Document text:
::::::::::
LBP previously has been recognized as a marker of overall inflammation increasing in SIRS [9] or MODS [20]. LBP also has been shown to increase in other nonspecific inflammation syndromes, such as side effects of antiparasitic drugs [21], hemorrhagic colitis, and hemolytic uremic syndrome [22] or after cardiopulmonary bypass surgery [23]. Because of these various causes of elevated LBP serum levels, it appears logical that increases in LBP levels in patients with severe sepsis does not depend on the causative microorganism, as confirmed by the present and previous works. In our study, LBP serum levels were not correlated with severity scores, as opposed to IL-6 serum levels. The additional observation made in our study is that the LBP response was attenuated in patients with multiple episodes of sepsis during the same hospital stay. With the exception of a patient dying of brain herniation after recurrent septic shock, the LBP response appears to be attenuated after each new subsequent episode of severe sepsis. This phenomenon could be viewed as a desensibilization due to a possible decreased synthesis of receptors, but more work is needed to confirm these data.
In conclusion, LBP serum levels are similar in severe sepsis due to gram-negative and gram-positive bacteria, as well as fungi. We confirm that LBP should be viewed as a nonspecific marker of the acute-phase response and should not be used as a diagnostic tool of the type of microorganism responsible of the infection. Finally, LBP response seems attenuated after repeated episodes of severe sepsis.
::::::::::
Supplied material:
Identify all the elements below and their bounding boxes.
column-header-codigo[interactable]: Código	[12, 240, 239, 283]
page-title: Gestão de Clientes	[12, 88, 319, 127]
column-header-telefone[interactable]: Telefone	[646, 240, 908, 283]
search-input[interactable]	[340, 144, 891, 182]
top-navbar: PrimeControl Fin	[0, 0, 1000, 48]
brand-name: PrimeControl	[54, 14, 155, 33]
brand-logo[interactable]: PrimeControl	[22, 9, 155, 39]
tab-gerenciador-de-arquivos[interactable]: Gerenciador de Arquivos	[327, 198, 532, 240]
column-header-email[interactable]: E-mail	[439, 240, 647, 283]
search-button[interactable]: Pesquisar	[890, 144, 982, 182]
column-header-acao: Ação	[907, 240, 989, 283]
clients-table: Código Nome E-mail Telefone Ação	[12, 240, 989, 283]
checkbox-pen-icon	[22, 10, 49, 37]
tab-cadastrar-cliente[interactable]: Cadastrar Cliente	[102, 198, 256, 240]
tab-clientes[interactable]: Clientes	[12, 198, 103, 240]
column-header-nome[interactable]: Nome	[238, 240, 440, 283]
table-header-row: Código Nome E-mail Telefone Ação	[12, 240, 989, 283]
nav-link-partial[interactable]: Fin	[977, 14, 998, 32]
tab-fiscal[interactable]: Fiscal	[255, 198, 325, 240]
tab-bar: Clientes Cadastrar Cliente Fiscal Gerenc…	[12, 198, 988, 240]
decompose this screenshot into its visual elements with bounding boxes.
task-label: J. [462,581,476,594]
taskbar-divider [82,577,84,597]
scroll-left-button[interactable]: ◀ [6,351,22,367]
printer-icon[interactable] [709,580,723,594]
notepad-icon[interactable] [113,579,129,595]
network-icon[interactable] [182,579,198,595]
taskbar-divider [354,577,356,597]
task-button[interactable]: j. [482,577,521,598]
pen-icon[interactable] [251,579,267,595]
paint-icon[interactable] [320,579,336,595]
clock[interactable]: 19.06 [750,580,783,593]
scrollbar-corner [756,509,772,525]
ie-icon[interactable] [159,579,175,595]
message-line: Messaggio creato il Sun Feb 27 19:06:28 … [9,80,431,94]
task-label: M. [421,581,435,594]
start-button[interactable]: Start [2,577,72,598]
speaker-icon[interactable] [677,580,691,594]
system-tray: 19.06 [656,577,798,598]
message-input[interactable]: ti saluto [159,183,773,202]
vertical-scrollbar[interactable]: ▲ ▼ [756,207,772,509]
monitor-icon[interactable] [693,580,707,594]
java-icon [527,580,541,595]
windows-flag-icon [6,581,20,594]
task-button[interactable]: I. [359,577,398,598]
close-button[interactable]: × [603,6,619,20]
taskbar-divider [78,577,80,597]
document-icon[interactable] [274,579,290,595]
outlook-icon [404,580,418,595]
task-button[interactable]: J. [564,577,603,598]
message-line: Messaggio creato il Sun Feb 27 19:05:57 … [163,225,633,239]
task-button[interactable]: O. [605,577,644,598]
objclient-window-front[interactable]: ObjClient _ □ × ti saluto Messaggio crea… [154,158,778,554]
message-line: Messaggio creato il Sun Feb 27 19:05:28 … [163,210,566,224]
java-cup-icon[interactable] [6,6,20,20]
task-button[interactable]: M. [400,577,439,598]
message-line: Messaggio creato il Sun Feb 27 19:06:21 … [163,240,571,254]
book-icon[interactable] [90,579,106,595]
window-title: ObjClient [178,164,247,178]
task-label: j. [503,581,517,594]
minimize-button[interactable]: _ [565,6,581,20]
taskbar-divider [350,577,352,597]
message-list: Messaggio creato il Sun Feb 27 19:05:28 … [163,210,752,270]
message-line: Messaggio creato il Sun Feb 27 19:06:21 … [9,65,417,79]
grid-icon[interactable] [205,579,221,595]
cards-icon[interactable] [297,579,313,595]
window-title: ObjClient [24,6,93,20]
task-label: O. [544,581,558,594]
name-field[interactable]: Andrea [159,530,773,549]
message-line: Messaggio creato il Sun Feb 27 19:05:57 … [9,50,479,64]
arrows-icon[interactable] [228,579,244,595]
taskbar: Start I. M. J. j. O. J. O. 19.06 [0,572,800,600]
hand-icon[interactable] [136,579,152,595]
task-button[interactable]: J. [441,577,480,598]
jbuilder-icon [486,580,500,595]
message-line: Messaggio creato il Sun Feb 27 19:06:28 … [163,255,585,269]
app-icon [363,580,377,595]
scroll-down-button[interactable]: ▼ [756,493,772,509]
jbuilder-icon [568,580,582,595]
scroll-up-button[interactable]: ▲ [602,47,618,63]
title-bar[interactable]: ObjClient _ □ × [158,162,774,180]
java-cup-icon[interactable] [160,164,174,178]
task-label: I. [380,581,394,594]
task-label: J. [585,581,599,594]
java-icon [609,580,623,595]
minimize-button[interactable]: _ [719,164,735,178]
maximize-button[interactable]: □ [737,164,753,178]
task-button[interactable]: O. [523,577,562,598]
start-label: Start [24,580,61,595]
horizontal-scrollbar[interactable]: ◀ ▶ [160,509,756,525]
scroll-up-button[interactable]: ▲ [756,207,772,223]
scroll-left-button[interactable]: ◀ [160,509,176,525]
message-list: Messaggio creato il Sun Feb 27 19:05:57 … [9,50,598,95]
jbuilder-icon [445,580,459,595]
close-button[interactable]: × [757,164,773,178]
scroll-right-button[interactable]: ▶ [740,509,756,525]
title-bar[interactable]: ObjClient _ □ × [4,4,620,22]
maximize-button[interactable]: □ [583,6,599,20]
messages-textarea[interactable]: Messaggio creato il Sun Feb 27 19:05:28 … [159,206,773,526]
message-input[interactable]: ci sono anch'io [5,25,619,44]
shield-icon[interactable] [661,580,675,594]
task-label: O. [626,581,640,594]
::::::::::
Problem A: Reproduce the passage on LBP in sepsis word for word, from "In conclusion, LBP" to "episodes of severe sepsis.".
Problem B: In the study described in the passage on LBP in sepsis, what were LBP serum levels not correlated with?
Problem C: According to the passage on LBP in sepsis, which other nonspecific inflammation syndromes or conditions have been shown to increase LBP? List all of them.

Answer box A:
In conclusion, LBP serum levels are similar in severe sepsis due to gram-negative and gram-positive bacteria, as well as fungi. We confirm that LBP should be viewed as a nonspecific marker of the acute-phase response and should not be used as a diagnostic tool of the type of microorganism responsible of the infection. Finally, LBP response seems attenuated after repeated episodes of severe sepsis.

Answer box B: Severity scores.

Answer box C:
- Side effects of antiparasitic drugs
- Hemorrhagic colitis
- Hemolytic uremic syndrome
- Cardiopulmonary bypass surgery